• **EXERCISE REQUIREMENTS**:
Find the word "GLOUCESTER" in the material below and gather every line that contains it.

• **DATA PROVIDED**:
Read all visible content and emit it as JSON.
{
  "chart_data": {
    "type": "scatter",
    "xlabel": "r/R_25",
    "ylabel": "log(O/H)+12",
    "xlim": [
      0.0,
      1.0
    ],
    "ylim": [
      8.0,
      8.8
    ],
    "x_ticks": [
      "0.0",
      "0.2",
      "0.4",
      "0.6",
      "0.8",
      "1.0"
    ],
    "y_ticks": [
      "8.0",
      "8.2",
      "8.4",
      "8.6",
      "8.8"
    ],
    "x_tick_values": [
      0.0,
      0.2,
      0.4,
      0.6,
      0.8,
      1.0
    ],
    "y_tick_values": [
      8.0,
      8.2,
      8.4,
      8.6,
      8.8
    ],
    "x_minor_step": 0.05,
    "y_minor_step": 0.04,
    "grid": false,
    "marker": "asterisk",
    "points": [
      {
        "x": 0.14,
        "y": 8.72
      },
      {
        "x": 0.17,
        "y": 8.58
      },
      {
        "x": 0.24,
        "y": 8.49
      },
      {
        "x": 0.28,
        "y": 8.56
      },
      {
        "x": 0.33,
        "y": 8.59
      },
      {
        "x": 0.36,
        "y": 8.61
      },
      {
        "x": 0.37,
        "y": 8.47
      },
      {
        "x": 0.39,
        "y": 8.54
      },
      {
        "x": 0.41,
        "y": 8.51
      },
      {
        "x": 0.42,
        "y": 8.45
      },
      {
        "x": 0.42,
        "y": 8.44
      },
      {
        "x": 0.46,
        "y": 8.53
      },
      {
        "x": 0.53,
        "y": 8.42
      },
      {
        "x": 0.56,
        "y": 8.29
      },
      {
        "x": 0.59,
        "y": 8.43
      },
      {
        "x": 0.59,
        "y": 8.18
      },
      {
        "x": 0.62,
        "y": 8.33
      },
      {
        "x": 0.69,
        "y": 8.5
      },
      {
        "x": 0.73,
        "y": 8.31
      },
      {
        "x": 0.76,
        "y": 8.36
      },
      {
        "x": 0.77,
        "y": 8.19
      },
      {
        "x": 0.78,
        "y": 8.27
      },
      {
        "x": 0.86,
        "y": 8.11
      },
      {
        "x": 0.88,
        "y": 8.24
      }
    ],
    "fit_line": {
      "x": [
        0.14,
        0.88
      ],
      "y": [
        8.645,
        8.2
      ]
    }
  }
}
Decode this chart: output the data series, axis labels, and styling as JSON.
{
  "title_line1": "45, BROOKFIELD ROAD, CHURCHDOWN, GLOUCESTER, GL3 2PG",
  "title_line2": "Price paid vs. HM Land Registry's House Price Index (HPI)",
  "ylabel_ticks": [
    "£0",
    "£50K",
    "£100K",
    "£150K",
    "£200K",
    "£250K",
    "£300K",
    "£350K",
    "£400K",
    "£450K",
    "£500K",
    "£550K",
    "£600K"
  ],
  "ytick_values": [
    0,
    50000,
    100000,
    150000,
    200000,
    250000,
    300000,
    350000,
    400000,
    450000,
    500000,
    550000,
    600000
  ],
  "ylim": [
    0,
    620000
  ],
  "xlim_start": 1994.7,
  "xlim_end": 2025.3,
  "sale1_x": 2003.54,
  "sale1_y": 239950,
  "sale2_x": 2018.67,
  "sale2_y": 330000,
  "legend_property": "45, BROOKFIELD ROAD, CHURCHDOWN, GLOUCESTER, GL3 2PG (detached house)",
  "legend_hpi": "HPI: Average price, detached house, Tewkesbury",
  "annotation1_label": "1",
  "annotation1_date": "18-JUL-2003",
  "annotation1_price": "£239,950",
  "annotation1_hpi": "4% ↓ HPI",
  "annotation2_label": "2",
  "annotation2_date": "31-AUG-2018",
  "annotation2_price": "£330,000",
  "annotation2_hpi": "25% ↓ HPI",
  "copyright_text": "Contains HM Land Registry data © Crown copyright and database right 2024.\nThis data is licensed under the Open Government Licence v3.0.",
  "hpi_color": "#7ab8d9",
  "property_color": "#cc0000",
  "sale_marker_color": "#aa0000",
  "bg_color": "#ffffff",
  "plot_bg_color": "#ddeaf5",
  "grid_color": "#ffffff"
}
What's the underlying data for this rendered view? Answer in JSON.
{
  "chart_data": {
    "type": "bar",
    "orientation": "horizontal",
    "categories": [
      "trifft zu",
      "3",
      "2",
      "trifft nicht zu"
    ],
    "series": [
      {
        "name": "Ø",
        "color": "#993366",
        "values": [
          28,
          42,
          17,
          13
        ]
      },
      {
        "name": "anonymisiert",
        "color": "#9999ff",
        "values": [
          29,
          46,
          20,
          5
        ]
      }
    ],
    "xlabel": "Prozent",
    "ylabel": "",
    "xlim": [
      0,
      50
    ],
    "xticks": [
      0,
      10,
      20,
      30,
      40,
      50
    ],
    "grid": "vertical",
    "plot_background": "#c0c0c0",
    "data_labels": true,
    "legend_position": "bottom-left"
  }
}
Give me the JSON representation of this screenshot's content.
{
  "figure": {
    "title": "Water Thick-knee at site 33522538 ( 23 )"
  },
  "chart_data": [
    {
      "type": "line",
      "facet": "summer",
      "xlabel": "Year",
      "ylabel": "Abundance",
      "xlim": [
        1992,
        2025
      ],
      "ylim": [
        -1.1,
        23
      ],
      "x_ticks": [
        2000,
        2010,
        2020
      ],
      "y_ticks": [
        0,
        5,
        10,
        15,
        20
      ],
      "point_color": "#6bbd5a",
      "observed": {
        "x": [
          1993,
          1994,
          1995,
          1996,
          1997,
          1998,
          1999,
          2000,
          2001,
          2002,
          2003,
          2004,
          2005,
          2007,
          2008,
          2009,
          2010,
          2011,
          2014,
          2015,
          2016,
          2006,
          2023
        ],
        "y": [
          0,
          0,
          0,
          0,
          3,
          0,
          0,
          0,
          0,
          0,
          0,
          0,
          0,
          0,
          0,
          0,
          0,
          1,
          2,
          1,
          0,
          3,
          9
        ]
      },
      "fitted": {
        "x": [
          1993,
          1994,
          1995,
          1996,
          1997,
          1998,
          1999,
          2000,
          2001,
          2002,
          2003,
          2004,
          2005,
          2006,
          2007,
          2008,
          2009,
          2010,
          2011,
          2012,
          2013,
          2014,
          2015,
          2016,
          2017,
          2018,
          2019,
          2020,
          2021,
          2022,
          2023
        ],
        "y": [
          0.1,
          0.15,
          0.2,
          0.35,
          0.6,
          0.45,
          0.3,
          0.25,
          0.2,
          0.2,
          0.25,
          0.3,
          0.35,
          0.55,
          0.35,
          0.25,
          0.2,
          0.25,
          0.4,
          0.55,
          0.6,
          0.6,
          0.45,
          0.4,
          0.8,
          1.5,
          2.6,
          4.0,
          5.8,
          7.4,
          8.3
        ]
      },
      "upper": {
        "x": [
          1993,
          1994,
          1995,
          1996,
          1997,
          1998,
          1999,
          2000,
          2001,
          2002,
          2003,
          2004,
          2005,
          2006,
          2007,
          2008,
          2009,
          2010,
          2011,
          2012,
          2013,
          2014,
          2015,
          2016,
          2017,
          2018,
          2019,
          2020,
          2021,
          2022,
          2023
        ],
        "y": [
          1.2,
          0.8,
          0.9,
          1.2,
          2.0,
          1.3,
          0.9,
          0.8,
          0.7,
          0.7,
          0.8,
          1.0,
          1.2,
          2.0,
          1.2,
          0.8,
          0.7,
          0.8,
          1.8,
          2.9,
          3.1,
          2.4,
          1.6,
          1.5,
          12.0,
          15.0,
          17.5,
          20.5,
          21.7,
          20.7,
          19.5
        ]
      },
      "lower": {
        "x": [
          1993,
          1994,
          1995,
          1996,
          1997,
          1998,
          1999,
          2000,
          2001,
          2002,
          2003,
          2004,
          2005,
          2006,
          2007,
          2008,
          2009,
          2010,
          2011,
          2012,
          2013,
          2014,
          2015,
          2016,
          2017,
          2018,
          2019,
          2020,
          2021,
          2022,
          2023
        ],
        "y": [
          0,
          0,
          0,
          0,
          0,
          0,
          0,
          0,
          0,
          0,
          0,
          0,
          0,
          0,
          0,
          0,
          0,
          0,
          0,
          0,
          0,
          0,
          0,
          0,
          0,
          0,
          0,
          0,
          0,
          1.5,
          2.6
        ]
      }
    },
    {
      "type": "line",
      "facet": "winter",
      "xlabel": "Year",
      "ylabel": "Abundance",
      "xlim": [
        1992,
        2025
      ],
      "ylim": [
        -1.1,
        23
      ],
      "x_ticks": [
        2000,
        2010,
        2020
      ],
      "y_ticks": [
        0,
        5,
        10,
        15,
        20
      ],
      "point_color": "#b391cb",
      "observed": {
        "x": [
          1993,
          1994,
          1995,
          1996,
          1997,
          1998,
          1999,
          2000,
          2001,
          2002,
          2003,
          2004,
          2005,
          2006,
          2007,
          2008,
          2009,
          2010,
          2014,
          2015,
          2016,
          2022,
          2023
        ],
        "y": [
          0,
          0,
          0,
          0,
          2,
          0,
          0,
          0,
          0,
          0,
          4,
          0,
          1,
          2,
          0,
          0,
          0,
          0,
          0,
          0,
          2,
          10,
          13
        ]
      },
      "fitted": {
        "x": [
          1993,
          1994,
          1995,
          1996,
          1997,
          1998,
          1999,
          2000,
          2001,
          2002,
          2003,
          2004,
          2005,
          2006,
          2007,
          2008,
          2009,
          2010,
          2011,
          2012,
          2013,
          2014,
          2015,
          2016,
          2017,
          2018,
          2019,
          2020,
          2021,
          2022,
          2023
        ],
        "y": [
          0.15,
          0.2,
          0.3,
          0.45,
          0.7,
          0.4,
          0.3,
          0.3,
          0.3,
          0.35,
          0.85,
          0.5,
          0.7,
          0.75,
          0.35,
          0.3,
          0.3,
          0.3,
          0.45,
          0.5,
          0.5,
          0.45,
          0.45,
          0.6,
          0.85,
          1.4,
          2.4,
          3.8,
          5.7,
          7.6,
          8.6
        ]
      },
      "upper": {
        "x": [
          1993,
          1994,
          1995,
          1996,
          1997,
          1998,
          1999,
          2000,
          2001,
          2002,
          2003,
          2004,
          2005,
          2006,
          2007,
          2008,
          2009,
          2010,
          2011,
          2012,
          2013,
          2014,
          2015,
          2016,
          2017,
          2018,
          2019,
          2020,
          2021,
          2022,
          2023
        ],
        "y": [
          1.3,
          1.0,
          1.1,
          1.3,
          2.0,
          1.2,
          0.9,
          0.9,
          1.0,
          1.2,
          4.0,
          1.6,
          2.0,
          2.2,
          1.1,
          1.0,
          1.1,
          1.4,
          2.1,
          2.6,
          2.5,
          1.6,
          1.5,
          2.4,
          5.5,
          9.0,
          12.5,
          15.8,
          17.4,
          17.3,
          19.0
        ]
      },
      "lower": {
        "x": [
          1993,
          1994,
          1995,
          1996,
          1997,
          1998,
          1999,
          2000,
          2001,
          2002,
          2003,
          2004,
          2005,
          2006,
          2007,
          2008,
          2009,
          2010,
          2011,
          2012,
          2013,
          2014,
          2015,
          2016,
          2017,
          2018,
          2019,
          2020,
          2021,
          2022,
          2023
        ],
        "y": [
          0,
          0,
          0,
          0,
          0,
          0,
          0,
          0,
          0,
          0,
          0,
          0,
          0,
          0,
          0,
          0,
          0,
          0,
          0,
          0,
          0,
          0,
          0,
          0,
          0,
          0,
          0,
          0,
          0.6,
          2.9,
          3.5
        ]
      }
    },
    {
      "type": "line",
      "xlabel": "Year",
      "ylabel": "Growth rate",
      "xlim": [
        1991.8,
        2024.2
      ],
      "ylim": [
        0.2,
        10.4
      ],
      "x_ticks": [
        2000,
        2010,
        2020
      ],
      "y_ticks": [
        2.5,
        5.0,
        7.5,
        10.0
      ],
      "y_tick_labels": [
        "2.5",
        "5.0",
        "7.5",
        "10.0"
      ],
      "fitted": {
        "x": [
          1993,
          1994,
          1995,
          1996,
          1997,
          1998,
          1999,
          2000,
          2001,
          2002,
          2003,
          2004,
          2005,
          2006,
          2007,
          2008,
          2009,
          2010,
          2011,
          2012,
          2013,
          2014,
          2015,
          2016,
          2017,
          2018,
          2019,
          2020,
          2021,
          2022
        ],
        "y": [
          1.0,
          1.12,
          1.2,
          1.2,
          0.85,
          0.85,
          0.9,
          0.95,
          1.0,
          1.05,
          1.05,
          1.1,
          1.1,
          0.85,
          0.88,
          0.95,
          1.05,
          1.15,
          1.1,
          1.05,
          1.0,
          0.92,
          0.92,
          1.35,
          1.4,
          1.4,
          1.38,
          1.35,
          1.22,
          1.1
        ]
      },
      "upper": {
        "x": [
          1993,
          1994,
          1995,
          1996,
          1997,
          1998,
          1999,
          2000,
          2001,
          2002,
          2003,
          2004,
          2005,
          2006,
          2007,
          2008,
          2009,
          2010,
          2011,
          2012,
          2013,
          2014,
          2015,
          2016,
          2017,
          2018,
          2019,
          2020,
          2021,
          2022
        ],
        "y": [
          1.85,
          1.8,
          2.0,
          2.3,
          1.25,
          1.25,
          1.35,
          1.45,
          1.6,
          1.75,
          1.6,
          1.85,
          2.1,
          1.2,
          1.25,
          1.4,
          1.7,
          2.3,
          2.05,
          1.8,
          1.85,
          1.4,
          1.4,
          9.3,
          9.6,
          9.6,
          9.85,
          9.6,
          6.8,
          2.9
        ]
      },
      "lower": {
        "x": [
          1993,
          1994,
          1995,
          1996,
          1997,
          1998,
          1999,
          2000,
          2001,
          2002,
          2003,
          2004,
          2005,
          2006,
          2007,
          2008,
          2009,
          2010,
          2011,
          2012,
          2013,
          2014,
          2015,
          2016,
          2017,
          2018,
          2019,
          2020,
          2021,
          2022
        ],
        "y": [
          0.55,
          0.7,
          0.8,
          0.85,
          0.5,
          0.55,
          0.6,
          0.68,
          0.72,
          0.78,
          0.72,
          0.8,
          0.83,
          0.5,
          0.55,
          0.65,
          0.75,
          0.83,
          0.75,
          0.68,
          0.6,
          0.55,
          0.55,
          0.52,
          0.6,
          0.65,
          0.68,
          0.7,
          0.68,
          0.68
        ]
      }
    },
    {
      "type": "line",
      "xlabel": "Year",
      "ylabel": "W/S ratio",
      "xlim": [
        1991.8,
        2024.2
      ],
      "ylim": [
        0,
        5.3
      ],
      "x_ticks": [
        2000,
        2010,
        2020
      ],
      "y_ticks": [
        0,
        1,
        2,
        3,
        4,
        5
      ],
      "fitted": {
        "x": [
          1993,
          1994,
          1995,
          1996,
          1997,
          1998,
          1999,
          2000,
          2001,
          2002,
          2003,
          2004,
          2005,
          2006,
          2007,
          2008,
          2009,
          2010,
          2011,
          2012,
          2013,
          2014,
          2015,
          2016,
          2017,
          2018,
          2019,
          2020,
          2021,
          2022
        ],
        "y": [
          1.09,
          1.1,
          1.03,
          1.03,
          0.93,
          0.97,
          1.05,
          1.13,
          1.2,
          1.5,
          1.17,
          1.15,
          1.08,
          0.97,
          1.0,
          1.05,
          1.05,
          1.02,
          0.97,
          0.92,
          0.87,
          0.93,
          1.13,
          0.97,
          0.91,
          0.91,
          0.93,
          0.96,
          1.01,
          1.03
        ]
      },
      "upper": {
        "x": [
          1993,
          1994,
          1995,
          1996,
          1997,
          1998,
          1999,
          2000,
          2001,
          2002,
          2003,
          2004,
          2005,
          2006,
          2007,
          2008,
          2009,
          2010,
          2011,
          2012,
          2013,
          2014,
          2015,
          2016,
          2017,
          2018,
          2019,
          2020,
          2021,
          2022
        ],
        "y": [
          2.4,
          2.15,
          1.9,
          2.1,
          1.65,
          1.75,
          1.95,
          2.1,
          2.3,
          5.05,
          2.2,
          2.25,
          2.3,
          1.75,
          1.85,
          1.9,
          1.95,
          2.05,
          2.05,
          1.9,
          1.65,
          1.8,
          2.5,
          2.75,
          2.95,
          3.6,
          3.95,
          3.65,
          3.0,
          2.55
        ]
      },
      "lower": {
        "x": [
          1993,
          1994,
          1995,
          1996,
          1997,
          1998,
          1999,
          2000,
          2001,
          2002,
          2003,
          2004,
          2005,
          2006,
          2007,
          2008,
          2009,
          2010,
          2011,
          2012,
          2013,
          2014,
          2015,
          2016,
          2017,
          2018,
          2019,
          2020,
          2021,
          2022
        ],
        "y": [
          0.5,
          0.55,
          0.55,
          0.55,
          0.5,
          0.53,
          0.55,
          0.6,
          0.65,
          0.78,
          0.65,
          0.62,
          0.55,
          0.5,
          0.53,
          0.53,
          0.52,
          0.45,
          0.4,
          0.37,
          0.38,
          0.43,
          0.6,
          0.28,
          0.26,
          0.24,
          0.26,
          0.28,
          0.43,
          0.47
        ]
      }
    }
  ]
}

• **ANSWER TO THIS TASK**:
  "title_line1": "45, BROOKFIELD ROAD, CHURCHDOWN, GLOUCESTER, GL3 2PG",
  "legend_property": "45, BROOKFIELD ROAD, CHURCHDOWN, GLOUCESTER, GL3 2PG (detached house)",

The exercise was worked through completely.